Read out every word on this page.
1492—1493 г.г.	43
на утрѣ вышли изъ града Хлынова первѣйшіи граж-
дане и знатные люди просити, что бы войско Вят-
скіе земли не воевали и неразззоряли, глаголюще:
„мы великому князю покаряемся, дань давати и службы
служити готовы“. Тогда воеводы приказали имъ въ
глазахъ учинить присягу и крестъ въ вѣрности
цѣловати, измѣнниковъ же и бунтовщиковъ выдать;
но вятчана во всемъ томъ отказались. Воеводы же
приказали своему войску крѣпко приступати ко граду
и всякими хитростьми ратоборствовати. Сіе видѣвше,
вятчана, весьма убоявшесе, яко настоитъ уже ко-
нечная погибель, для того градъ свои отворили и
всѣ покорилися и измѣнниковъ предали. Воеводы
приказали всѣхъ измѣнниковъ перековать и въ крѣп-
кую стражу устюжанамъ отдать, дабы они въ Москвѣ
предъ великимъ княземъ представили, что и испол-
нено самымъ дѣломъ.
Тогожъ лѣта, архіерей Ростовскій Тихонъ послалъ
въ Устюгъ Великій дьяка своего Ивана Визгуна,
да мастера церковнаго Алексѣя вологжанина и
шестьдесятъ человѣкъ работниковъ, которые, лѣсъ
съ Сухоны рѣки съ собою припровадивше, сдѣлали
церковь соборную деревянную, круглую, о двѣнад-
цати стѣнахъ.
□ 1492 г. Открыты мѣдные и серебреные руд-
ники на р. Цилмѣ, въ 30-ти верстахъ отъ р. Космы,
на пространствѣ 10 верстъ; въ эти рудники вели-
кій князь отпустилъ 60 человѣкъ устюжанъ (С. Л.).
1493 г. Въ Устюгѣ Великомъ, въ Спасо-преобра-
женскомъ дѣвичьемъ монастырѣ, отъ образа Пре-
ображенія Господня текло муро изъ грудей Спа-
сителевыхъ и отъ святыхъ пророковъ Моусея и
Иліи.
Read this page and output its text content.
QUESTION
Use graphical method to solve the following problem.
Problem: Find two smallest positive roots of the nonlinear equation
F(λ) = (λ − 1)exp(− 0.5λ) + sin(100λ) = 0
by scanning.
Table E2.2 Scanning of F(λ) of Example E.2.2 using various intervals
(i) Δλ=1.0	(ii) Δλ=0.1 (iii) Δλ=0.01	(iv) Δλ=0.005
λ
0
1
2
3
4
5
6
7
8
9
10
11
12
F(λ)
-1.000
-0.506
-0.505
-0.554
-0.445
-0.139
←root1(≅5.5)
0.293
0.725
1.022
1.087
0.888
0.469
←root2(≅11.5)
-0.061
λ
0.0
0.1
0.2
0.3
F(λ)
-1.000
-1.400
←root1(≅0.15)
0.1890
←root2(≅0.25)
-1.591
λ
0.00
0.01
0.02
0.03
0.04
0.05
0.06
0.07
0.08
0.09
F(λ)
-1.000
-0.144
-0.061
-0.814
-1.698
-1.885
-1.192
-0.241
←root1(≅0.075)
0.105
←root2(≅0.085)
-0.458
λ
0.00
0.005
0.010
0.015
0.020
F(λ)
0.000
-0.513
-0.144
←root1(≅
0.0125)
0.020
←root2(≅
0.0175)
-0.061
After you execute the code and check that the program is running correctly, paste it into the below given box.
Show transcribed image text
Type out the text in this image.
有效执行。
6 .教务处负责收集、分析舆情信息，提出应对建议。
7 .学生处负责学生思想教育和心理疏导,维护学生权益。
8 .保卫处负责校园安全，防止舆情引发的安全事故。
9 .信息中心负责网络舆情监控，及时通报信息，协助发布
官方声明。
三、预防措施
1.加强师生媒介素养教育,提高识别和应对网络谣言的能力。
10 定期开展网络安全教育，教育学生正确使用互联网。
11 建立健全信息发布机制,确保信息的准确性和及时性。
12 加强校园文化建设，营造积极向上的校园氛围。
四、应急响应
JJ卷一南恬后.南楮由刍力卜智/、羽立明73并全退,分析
:::
## Set task
For each line of the entries that includes "вятчана", show that line.

## Result of the task
но вятчана во всемъ томъ отказались. Воеводы же
вятчана, весьма убоявшесе, яко настоитъ уже ко-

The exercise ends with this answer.